→ **What the task requires**
Below is a block of records; reproduce all of them exactly and leave out any pictures.

→ **Records shown**

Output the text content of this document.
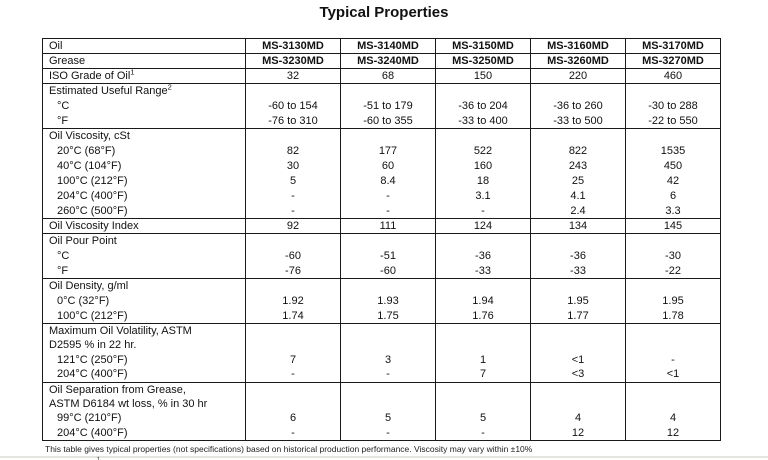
Typical Properties
Oil	MS-3130MD	MS-3140MD	MS-3150MD	MS-3160MD	MS-3170MD

Grease	MS-3230MD	MS-3240MD	MS-3250MD	MS-3260MD	MS-3270MD

ISO Grade of Oil$^1$	32	68	150	220	460

Estimated Useful Range$^2$

°C	-60 to 154	-51 to 179	-36 to 204	-36 to 260	-30 to 288

°F	-76 to 310	-60 to 355	-33 to 400	-33 to 500	-22 to 550

Oil Viscosity, cSt					

20°C (68°F)	82	177	522	822	1535

40°C (104°F)	30	60	160	243	450

100°C (212°F)	5	8.4	18	25	42

204°C (400°F)	-	-	3.1	4.1	6

260°C (500°F)	-	-	-	2.4	3.3

Oil Viscosity Index	92	111	124	134	145

Oil Pour Point					

°C	-60	-51	-36	-36	-30

°F	-76	-60	-33	-33	-22

Oil Density, g/ml					

0°C (32°F)	1.92	1.93	1.94	1.95	1.95

100°C (212°F)	1.74	1.75	1.76	1.77	1.78

Maximum Oil Volatility, ASTM
D2595 % in 22 hr.					

121°C (250°F)	7	3	1	<1	-

204°C (400°F)	-	-	7	<3	<1

Oil Separation from Grease,
ASTM D6184 wt loss, % in 30 hr					

99°C (210°F)	6	5	5	4	4

204°C (400°F)	-	-	-	12	12
This table gives typical properties (not specifications) based on historical production performance. Viscosity may vary within ±10%
¹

→ **Expected answer**
Output the text content of this document.
Typical Properties
Oil	MS-3130MD	MS-3140MD	MS-3150MD	MS-3160MD	MS-3170MD

Grease	MS-3230MD	MS-3240MD	MS-3250MD	MS-3260MD	MS-3270MD

ISO Grade of Oil$^1$	32	68	150	220	460

Estimated Useful Range$^2$

°C	-60 to 154	-51 to 179	-36 to 204	-36 to 260	-30 to 288

°F	-76 to 310	-60 to 355	-33 to 400	-33 to 500	-22 to 550

Oil Viscosity, cSt					

20°C (68°F)	82	177	522	822	1535

40°C (104°F)	30	60	160	243	450

100°C (212°F)	5	8.4	18	25	42

204°C (400°F)	-	-	3.1	4.1	6

260°C (500°F)	-	-	-	2.4	3.3

Oil Viscosity Index	92	111	124	134	145

Oil Pour Point					

°C	-60	-51	-36	-36	-30

°F	-76	-60	-33	-33	-22

Oil Density, g/ml					

0°C (32°F)	1.92	1.93	1.94	1.95	1.95

100°C (212°F)	1.74	1.75	1.76	1.77	1.78

Maximum Oil Volatility, ASTM
D2595 % in 22 hr.					

121°C (250°F)	7	3	1	<1	-

204°C (400°F)	-	-	7	<3	<1

Oil Separation from Grease,
ASTM D6184 wt loss, % in 30 hr					

99°C (210°F)	6	5	5	4	4

204°C (400°F)	-	-	-	12	12
This table gives typical properties (not specifications) based on historical production performance. Viscosity may vary within ±10%
¹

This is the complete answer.